> **Extract provided**:
As the Kenyan government struggles to find new ways to fund HIV/Aids treatment in the face of a Ksh16 billion ($21 million) shortfall, it is critical that prevention services are also scaled up and supported.
The Global Fund is not renewing financial support for the upcoming funding cycle, and Kenya is looking for creative ways to close the gap.
In addition, as recently reported in The EastAfrican, officials are reviewing HIV/Aids policies to reflect revised recommendations from the World Health Organisation that would put more people on treatment.
While ideas such as a tax on mobile phone airtime and public-private partnerships should be explored, it is critical that we commit to preventing new HIV infections, particularly in babies born to HIV-positive mothers.
Sixteen years ago, researchers proved that antiretroviral drugs are highly effective in preventing HIV infection in infants born to mothers living with HIV, which resulted in the near elimination of new paediatric HIV infections in the developed world.
Further research also showed that simple and inexpensive interventions with ARVs could dramatically reduce the risk of new infections in infants, even in settings such as rural Kenya where resources are limited.

> **Work instruction A**: In the article on HIV/Aids funding in Kenya, why is Kenya looking for creative ways to close the gap?
> **Work instruction B**: Resume the article on HIV/Aids funding in Kenya, picking up right after its last sentence.

> **Information shown**:
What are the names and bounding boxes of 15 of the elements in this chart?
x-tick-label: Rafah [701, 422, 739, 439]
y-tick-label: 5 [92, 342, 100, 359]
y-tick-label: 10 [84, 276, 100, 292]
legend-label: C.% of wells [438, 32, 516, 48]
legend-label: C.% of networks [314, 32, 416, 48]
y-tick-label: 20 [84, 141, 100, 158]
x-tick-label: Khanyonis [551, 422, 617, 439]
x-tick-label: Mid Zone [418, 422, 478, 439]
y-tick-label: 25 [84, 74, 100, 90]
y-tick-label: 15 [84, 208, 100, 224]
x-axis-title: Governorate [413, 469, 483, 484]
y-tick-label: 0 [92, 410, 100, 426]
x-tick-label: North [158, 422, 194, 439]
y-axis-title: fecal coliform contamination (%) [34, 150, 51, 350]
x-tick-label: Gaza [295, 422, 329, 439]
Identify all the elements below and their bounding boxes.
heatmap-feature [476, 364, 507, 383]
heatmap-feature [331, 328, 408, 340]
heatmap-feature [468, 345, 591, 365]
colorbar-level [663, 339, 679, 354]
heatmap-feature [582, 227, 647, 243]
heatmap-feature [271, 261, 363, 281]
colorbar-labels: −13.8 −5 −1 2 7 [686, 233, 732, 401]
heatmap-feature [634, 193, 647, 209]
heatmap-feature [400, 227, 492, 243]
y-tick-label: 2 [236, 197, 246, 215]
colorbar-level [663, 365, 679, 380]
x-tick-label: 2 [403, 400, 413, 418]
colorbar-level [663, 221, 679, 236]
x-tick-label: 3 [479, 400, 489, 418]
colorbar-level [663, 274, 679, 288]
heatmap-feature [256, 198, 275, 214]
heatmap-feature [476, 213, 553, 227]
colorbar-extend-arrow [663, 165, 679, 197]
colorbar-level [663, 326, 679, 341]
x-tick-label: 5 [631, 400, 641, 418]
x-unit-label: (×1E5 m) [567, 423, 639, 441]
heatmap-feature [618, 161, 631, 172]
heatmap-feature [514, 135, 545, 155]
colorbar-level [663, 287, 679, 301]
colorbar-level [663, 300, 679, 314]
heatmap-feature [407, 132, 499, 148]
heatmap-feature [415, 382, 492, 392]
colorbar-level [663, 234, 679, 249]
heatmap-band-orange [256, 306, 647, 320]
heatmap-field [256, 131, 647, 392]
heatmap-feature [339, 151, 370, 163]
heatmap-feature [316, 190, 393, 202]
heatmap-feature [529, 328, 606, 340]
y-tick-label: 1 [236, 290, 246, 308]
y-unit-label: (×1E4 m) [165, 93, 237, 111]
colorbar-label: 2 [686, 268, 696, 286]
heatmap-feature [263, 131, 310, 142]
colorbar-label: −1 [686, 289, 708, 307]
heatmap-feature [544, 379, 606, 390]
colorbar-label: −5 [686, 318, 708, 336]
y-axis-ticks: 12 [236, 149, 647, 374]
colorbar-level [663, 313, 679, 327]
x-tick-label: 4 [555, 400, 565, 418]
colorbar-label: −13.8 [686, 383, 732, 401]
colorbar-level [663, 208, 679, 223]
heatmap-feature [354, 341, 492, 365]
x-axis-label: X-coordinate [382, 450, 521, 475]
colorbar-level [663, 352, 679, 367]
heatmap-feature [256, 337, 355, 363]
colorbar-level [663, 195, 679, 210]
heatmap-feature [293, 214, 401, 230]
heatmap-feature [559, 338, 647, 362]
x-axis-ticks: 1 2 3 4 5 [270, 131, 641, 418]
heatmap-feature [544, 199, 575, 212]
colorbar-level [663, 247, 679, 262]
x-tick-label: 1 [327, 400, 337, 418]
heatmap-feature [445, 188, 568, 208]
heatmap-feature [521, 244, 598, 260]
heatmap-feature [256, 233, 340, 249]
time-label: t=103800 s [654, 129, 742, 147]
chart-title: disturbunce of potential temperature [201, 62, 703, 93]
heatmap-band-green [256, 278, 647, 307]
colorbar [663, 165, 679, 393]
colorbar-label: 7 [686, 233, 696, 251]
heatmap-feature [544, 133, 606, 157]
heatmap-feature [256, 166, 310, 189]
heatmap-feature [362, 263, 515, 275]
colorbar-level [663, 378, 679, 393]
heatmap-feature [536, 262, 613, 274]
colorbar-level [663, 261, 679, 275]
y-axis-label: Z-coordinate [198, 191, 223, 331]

> **Response A**: Kenya is looking for creative ways to close the gap because the Global Fund is not renewing its financial support for the upcoming funding cycle.

> **Response B**:
The introduction of even more effective drug regimens has made it possible to prevent nearly every infection from mother-to-child.
However, today, more than half of HIV-positive pregnant women around the world still do not receive these services, and approximately 1,200 children are infected with HIV every day.
In Kenya, there are currently more than 150,000 children under the age of 15 living with HIV, most of whom became infected during pregnancy, childbirth or breastfeeding.
To date, our progress in fighting HIV in women and children has been incredibly promising. Five years ago, the global community reached just 15 per cent of HIV-positive women with prevention of mother-to-child transmission (PMTCT) services. By 2009, that number had increased to 45 per cent.
Some countries in sub-Saharan Africa are showing remarkable success. Botswana, Rwanda, and Swaziland, among others, have demonstrated that with political will, commitment of the health sector and adequate resources, care for HIV-positive pregnant women can be prioritised.
But what is also clear from these examples is that we need to do more, do it better, and do it faster.
As indicated in the World Health Organisation HIV treatment and PMTCT recommendations, we need to identify and prioritise HIV-positive pregnant women to receive antiretroviral treatment, and start that treatment earlier.
We must also improve integration and co-ordination of HIV services within existing maternal and child health services if we are to dramatically impact maternal and child survival.
To achieve this, health systems must be strengthened and the work force capacity scaled-up. Most critical, however, is that we must have sustained high-level political commitment and increased resources for PMTCT services.
We know we can stop the spread of HIV, particularly for children and infants — our challenge is to make these proven prevention methods available to everyone who needs them.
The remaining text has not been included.